Requirement – Copy out each of the following lines without changing anything in them.

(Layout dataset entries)

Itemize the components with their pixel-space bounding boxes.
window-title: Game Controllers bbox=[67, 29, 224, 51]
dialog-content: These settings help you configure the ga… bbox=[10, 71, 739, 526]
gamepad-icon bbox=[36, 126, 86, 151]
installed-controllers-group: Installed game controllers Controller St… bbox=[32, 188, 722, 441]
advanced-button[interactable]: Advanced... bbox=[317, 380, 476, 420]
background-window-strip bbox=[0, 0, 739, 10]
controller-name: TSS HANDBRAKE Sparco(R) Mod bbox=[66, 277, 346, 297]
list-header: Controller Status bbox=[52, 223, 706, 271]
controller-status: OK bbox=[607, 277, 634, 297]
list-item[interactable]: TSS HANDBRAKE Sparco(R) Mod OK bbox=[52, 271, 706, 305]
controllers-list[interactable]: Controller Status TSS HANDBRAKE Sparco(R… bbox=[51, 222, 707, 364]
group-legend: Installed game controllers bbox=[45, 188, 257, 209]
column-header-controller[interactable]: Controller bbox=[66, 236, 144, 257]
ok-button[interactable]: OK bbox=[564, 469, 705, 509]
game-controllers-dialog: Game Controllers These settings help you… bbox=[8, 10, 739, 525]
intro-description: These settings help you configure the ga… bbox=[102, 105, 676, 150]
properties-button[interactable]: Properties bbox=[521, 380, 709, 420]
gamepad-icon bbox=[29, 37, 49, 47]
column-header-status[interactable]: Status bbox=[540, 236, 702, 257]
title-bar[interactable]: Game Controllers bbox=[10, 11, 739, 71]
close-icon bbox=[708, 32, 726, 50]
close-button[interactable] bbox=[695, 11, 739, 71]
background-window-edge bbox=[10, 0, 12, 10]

Solution –
Itemize the components with their pixel-space bounding boxes.
window-title: Game Controllers bbox=[67, 29, 224, 51]
dialog-content: These settings help you configure the ga… bbox=[10, 71, 739, 526]
gamepad-icon bbox=[36, 126, 86, 151]
installed-controllers-group: Installed game controllers Controller St… bbox=[32, 188, 722, 441]
advanced-button[interactable]: Advanced... bbox=[317, 380, 476, 420]
background-window-strip bbox=[0, 0, 739, 10]
controller-name: TSS HANDBRAKE Sparco(R) Mod bbox=[66, 277, 346, 297]
list-header: Controller Status bbox=[52, 223, 706, 271]
controller-status: OK bbox=[607, 277, 634, 297]
list-item[interactable]: TSS HANDBRAKE Sparco(R) Mod OK bbox=[52, 271, 706, 305]
controllers-list[interactable]: Controller Status TSS HANDBRAKE Sparco(R… bbox=[51, 222, 707, 364]
group-legend: Installed game controllers bbox=[45, 188, 257, 209]
column-header-controller[interactable]: Controller bbox=[66, 236, 144, 257]
ok-button[interactable]: OK bbox=[564, 469, 705, 509]
game-controllers-dialog: Game Controllers These settings help you… bbox=[8, 10, 739, 525]
intro-description: These settings help you configure the ga… bbox=[102, 105, 676, 150]
properties-button[interactable]: Properties bbox=[521, 380, 709, 420]
gamepad-icon bbox=[29, 37, 49, 47]
column-header-status[interactable]: Status bbox=[540, 236, 702, 257]
title-bar[interactable]: Game Controllers bbox=[10, 11, 739, 71]
close-icon bbox=[708, 32, 726, 50]
close-button[interactable] bbox=[695, 11, 739, 71]
background-window-edge bbox=[10, 0, 12, 10]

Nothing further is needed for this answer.